WHAT YOU WILL DO.
Can you print the data exactly and leave out each image?
===== DATASET ROWS
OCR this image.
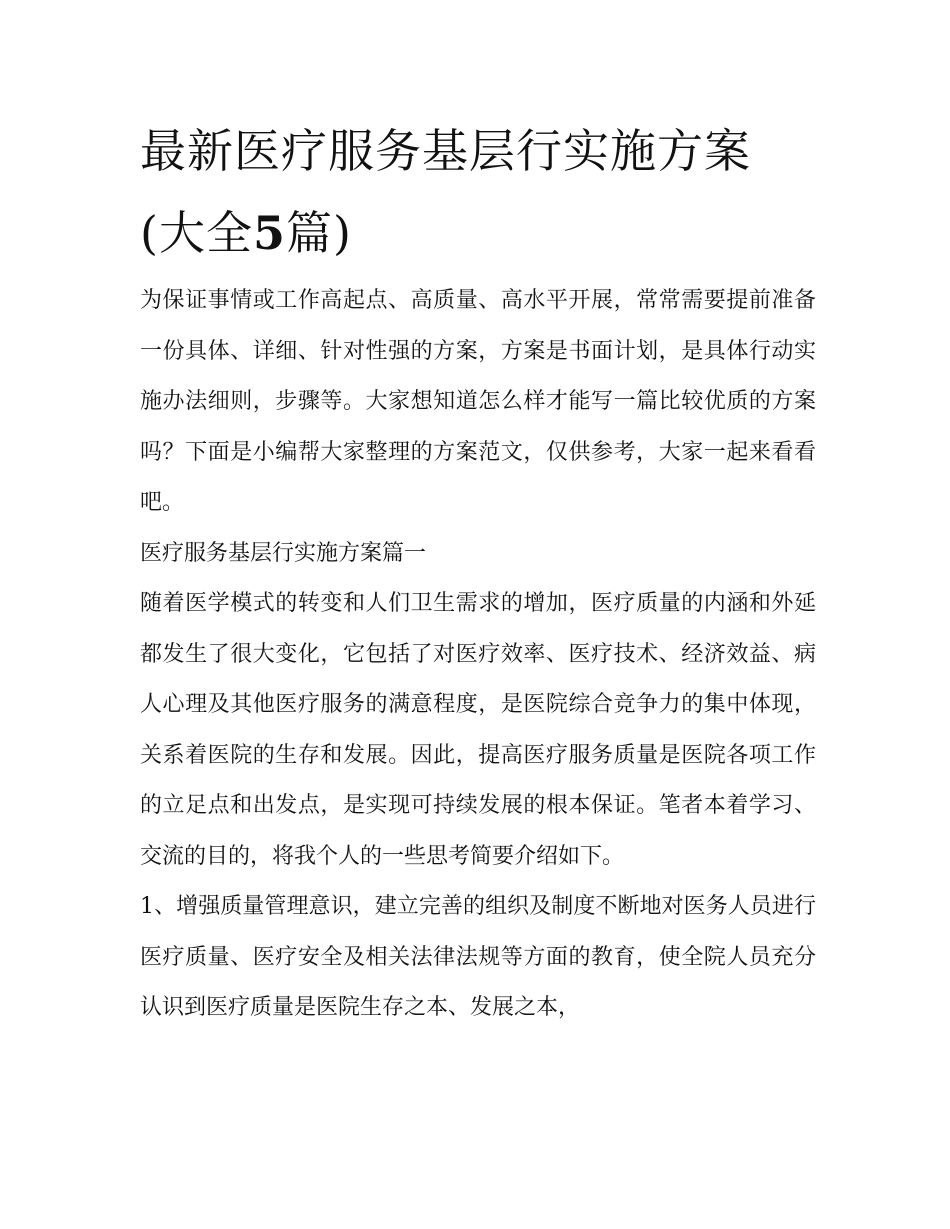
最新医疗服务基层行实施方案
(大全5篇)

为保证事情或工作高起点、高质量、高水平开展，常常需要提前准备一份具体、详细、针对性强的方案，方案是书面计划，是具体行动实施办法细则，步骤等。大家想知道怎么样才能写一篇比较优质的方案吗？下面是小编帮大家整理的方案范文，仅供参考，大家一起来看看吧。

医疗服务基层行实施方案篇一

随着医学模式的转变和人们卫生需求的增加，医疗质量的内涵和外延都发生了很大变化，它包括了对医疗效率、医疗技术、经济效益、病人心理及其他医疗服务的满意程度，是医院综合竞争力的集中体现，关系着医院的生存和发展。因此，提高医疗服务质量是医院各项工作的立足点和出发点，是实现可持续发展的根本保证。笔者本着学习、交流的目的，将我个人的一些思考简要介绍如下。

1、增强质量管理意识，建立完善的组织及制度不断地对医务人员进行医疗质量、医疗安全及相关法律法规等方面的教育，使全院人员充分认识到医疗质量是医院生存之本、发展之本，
==========
ANSWER TO THE PROBLEM.
OCR this image.
最新医疗服务基层行实施方案
(大全5篇)

为保证事情或工作高起点、高质量、高水平开展，常常需要提前准备一份具体、详细、针对性强的方案，方案是书面计划，是具体行动实施办法细则，步骤等。大家想知道怎么样才能写一篇比较优质的方案吗？下面是小编帮大家整理的方案范文，仅供参考，大家一起来看看吧。

医疗服务基层行实施方案篇一

随着医学模式的转变和人们卫生需求的增加，医疗质量的内涵和外延都发生了很大变化，它包括了对医疗效率、医疗技术、经济效益、病人心理及其他医疗服务的满意程度，是医院综合竞争力的集中体现，关系着医院的生存和发展。因此，提高医疗服务质量是医院各项工作的立足点和出发点，是实现可持续发展的根本保证。笔者本着学习、交流的目的，将我个人的一些思考简要介绍如下。

1、增强质量管理意识，建立完善的组织及制度不断地对医务人员进行医疗质量、医疗安全及相关法律法规等方面的教育，使全院人员充分认识到医疗质量是医院生存之本、发展之本，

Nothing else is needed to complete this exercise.